--- DATA IN THIS EXERCISE ---
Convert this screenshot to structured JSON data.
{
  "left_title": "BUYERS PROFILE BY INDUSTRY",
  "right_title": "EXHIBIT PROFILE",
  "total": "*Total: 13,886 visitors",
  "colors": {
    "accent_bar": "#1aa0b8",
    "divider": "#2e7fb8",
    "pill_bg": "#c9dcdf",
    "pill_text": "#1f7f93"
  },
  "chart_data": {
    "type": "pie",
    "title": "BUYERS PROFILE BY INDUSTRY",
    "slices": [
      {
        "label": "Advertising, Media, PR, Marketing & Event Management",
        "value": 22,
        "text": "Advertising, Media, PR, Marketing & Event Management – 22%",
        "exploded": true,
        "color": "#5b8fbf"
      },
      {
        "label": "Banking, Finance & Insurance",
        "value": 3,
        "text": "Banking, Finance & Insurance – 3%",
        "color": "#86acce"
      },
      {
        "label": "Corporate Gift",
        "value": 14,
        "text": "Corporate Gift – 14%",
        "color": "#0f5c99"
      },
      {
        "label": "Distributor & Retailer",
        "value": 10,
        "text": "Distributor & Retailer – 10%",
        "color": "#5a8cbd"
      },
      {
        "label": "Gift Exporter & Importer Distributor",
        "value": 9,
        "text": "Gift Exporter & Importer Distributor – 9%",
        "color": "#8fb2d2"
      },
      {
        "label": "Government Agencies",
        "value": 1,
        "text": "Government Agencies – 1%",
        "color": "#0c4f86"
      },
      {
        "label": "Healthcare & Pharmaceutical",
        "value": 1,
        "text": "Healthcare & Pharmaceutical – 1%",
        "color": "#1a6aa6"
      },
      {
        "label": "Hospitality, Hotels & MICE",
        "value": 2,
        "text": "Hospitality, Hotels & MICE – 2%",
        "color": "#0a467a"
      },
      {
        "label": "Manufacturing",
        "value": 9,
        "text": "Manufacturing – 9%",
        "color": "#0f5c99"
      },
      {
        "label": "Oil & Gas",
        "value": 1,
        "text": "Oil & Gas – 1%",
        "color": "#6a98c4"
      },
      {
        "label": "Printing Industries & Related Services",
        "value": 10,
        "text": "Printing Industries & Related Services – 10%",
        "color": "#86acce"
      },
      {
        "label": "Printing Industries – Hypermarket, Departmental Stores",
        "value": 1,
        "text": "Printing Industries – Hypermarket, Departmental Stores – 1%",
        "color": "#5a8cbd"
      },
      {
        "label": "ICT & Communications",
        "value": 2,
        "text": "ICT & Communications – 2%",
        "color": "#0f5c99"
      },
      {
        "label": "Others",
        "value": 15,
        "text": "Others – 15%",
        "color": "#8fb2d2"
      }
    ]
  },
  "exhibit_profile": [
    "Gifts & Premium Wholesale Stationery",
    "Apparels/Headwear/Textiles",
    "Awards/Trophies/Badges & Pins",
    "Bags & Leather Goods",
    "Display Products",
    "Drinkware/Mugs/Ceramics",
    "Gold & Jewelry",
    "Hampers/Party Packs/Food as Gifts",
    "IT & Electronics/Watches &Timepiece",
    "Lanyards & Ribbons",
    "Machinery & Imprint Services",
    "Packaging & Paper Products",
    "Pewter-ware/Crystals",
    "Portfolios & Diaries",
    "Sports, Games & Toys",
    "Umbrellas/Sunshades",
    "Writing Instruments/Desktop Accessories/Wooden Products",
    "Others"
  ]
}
---
TASK TO CARRY OUT:
From the records above, extract every line exactly as it stands.

RESPONSE:
Convert this screenshot to structured JSON data.
{
  "left_title": "BUYERS PROFILE BY INDUSTRY",
  "right_title": "EXHIBIT PROFILE",
  "total": "*Total: 13,886 visitors",
  "colors": {
    "accent_bar": "#1aa0b8",
    "divider": "#2e7fb8",
    "pill_bg": "#c9dcdf",
    "pill_text": "#1f7f93"
  },
  "chart_data": {
    "type": "pie",
    "title": "BUYERS PROFILE BY INDUSTRY",
    "slices": [
      {
        "label": "Advertising, Media, PR, Marketing & Event Management",
        "value": 22,
        "text": "Advertising, Media, PR, Marketing & Event Management – 22%",
        "exploded": true,
        "color": "#5b8fbf"
      },
      {
        "label": "Banking, Finance & Insurance",
        "value": 3,
        "text": "Banking, Finance & Insurance – 3%",
        "color": "#86acce"
      },
      {
        "label": "Corporate Gift",
        "value": 14,
        "text": "Corporate Gift – 14%",
        "color": "#0f5c99"
      },
      {
        "label": "Distributor & Retailer",
        "value": 10,
        "text": "Distributor & Retailer – 10%",
        "color": "#5a8cbd"
      },
      {
        "label": "Gift Exporter & Importer Distributor",
        "value": 9,
        "text": "Gift Exporter & Importer Distributor – 9%",
        "color": "#8fb2d2"
      },
      {
        "label": "Government Agencies",
        "value": 1,
        "text": "Government Agencies – 1%",
        "color": "#0c4f86"
      },
      {
        "label": "Healthcare & Pharmaceutical",
        "value": 1,
        "text": "Healthcare & Pharmaceutical – 1%",
        "color": "#1a6aa6"
      },
      {
        "label": "Hospitality, Hotels & MICE",
        "value": 2,
        "text": "Hospitality, Hotels & MICE – 2%",
        "color": "#0a467a"
      },
      {
        "label": "Manufacturing",
        "value": 9,
        "text": "Manufacturing – 9%",
        "color": "#0f5c99"
      },
      {
        "label": "Oil & Gas",
        "value": 1,
        "text": "Oil & Gas – 1%",
        "color": "#6a98c4"
      },
      {
        "label": "Printing Industries & Related Services",
        "value": 10,
        "text": "Printing Industries & Related Services – 10%",
        "color": "#86acce"
      },
      {
        "label": "Printing Industries – Hypermarket, Departmental Stores",
        "value": 1,
        "text": "Printing Industries – Hypermarket, Departmental Stores – 1%",
        "color": "#5a8cbd"
      },
      {
        "label": "ICT & Communications",
        "value": 2,
        "text": "ICT & Communications – 2%",
        "color": "#0f5c99"
      },
      {
        "label": "Others",
        "value": 15,
        "text": "Others – 15%",
        "color": "#8fb2d2"
      }
    ]
  },
  "exhibit_profile": [
    "Gifts & Premium Wholesale Stationery",
    "Apparels/Headwear/Textiles",
    "Awards/Trophies/Badges & Pins",
    "Bags & Leather Goods",
    "Display Products",
    "Drinkware/Mugs/Ceramics",
    "Gold & Jewelry",
    "Hampers/Party Packs/Food as Gifts",
    "IT & Electronics/Watches &Timepiece",
    "Lanyards & Ribbons",
    "Machinery & Imprint Services",
    "Packaging & Paper Products",
    "Pewter-ware/Crystals",
    "Portfolios & Diaries",
    "Sports, Games & Toys",
    "Umbrellas/Sunshades",
    "Writing Instruments/Desktop Accessories/Wooden Products",
    "Others"
  ]
}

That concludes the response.